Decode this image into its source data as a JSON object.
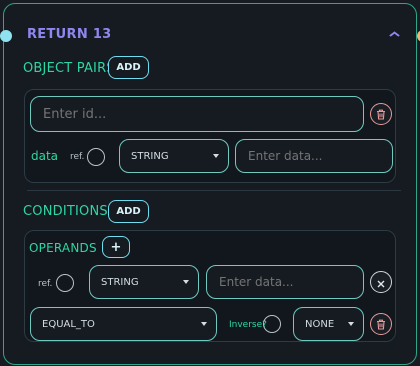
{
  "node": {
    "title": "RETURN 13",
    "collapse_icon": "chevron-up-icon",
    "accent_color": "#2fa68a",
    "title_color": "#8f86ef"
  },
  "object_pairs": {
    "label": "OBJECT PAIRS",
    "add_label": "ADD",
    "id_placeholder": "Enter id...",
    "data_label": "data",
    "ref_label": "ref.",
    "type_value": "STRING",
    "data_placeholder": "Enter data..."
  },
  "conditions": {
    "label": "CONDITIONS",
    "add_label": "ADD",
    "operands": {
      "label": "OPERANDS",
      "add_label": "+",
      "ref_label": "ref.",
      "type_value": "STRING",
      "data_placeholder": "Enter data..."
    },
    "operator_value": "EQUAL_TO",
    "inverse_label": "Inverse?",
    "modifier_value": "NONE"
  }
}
...
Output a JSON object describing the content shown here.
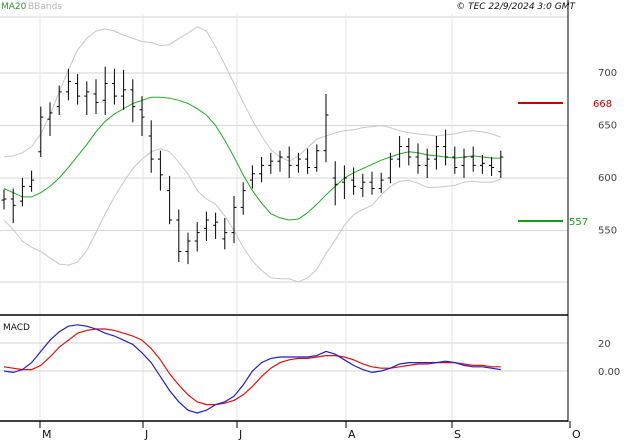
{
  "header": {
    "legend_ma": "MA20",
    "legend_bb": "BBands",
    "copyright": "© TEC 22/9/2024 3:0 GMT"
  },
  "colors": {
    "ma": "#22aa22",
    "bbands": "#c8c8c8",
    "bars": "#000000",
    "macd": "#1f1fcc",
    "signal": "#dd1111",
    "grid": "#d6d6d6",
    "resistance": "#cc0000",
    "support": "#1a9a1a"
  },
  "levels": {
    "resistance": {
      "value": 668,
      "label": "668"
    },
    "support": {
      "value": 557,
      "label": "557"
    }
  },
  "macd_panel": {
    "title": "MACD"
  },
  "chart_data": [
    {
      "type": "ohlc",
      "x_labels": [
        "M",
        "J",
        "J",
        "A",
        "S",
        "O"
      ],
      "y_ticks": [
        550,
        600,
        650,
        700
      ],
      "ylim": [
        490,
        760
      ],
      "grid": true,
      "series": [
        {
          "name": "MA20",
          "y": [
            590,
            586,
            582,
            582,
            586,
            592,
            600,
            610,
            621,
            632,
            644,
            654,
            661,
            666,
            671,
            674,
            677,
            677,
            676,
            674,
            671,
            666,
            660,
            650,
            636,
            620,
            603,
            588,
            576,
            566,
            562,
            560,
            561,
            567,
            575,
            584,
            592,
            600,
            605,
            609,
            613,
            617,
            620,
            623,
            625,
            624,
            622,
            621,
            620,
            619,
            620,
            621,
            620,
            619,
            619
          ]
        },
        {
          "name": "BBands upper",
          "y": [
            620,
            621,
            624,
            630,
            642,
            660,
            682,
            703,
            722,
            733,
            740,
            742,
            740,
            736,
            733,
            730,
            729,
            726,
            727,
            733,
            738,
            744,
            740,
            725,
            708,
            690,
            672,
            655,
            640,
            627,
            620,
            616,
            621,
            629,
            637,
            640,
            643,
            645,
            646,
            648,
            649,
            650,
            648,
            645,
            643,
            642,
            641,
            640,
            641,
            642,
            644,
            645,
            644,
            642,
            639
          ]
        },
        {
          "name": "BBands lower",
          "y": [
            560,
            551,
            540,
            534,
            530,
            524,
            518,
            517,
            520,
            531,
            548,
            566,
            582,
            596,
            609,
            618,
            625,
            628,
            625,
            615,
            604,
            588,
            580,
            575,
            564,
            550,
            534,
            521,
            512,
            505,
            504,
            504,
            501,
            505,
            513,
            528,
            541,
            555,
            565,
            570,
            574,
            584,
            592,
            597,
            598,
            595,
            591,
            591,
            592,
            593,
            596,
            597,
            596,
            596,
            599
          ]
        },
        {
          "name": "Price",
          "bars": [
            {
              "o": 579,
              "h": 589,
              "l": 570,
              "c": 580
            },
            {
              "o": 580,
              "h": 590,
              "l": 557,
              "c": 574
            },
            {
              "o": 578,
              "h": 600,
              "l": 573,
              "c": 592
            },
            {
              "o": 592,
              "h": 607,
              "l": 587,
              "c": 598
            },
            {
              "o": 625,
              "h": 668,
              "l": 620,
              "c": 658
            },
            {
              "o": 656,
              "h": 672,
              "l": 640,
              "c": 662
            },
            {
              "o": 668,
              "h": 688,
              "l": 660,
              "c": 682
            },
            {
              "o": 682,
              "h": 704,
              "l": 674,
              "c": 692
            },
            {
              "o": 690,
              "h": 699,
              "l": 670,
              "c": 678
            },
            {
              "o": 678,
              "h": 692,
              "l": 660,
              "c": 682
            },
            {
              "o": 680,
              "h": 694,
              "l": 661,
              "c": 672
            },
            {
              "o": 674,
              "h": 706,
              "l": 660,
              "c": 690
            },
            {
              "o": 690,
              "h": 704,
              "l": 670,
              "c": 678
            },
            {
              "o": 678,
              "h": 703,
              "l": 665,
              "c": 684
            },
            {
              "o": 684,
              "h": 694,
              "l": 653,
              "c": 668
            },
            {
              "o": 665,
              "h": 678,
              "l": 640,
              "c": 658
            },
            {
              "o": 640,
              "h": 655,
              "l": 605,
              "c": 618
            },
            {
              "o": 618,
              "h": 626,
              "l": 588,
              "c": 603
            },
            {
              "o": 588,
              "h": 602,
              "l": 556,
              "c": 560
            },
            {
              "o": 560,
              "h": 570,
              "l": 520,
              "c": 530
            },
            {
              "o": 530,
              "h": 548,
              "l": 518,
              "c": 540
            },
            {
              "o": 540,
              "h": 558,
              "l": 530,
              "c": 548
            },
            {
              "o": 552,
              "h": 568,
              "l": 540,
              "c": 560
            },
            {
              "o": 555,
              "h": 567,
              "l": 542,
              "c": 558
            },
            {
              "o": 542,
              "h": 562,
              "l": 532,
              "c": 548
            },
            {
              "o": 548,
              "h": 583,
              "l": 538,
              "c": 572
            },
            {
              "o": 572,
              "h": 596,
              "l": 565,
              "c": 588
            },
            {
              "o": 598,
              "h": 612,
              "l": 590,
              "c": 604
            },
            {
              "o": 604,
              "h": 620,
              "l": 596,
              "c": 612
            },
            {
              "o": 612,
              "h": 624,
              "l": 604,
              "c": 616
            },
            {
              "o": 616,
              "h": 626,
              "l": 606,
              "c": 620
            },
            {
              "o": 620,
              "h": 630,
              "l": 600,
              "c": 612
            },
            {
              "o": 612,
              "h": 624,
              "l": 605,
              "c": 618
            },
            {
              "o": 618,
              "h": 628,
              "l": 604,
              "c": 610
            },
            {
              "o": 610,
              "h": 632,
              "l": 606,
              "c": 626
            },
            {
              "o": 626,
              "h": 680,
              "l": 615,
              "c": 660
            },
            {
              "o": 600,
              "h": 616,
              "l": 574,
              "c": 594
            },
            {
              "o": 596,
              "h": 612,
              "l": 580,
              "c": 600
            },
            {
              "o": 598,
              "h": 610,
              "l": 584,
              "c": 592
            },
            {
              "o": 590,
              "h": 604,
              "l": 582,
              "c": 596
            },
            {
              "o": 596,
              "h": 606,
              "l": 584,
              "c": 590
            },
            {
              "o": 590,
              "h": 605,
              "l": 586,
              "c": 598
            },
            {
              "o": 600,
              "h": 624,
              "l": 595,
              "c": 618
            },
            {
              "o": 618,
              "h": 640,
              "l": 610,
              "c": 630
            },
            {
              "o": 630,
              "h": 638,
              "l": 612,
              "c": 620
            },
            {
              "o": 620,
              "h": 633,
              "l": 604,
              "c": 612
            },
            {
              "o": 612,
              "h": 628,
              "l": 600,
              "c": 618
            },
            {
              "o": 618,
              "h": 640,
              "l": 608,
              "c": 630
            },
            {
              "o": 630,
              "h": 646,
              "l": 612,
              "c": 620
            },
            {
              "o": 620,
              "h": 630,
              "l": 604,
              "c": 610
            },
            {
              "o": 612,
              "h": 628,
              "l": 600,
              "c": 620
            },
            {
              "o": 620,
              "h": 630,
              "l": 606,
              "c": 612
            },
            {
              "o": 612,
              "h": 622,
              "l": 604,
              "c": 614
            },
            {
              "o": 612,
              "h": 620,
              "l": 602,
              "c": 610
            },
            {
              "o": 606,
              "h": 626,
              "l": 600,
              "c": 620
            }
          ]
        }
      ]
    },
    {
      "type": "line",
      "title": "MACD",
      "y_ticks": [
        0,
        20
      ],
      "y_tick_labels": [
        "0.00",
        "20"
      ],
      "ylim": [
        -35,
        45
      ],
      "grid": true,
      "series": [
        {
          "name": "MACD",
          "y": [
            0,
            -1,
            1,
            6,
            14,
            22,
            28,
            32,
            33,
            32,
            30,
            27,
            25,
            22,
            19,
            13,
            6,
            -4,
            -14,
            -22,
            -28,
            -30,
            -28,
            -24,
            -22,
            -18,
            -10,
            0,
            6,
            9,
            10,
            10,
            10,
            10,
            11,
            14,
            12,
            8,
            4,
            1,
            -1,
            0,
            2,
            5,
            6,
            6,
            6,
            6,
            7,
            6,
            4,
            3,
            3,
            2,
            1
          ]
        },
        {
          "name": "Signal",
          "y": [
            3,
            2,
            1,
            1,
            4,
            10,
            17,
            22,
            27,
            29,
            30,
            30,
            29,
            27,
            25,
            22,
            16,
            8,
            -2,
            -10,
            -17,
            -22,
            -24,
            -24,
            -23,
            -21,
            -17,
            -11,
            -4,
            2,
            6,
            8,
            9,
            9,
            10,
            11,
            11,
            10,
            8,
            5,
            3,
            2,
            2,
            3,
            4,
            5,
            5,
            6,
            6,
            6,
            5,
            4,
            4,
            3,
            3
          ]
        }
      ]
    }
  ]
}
...
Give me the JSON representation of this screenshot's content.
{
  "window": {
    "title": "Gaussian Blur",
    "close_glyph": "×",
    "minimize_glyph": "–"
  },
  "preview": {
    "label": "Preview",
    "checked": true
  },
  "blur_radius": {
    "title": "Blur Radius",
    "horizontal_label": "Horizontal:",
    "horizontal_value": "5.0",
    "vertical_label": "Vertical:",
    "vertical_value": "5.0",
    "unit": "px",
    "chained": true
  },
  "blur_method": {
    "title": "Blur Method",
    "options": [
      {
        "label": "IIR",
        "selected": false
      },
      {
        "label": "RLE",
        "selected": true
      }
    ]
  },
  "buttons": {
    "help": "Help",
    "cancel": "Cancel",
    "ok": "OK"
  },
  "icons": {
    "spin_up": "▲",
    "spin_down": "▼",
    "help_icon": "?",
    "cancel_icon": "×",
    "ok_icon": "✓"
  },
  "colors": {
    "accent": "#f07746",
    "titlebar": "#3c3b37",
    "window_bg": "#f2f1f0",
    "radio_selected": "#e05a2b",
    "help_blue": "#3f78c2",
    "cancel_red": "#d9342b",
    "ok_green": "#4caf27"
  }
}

## Instruction
Using the entries above, return each line in which the word "STRING" occurs.

## Final answer
    "type_value": "STRING",
      "type_value": "STRING",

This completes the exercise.